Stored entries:
==*==

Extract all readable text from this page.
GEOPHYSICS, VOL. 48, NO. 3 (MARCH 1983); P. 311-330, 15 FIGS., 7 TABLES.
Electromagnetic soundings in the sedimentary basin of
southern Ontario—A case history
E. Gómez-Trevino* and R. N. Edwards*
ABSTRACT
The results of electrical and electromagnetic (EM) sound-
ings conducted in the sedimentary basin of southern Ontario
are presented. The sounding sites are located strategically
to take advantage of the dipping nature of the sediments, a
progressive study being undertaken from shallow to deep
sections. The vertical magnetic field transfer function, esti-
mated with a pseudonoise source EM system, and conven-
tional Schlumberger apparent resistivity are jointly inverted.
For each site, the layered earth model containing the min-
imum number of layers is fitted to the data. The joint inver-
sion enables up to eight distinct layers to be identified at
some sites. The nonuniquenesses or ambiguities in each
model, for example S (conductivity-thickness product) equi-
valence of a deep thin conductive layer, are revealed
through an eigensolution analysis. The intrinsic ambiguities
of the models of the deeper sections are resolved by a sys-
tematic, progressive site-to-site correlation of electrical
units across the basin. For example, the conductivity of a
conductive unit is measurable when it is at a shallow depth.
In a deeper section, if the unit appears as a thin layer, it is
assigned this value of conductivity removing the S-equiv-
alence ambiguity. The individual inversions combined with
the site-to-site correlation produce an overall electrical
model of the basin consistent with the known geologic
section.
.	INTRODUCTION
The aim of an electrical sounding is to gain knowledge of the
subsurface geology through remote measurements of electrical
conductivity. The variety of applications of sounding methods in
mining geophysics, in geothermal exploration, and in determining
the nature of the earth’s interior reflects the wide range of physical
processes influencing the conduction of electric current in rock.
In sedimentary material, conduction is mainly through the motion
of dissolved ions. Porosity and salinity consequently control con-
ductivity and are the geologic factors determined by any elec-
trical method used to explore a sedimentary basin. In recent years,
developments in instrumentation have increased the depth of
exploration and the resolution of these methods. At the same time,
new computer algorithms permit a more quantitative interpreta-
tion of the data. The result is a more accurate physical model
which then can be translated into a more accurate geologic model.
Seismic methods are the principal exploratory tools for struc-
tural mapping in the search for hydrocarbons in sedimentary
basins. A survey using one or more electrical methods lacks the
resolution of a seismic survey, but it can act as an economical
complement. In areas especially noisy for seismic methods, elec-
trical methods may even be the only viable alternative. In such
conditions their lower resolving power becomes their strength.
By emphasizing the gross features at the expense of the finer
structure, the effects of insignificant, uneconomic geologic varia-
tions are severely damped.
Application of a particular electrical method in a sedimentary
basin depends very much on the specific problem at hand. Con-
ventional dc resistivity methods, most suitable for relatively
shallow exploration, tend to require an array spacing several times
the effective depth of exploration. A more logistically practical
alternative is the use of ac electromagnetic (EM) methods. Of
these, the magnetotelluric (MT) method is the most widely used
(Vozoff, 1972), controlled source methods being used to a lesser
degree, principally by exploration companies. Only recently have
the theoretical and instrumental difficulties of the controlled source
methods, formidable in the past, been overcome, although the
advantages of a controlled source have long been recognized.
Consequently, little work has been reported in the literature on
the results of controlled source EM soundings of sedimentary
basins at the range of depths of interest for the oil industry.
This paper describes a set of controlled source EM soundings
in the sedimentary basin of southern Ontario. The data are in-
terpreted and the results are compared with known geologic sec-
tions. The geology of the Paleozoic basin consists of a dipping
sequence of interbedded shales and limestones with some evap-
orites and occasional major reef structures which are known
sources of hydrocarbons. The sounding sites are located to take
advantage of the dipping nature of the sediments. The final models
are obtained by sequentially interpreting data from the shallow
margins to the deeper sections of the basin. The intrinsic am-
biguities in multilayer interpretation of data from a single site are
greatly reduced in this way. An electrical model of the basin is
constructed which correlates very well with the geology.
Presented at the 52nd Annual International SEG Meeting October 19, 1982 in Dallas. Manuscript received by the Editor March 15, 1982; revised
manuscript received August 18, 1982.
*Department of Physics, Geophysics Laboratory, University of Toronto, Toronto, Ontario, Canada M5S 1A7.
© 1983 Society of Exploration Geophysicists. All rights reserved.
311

==*==

- **Objective**:
Give only the number of lines in the data that include the string "southern".

- **Solution to this problem**:
3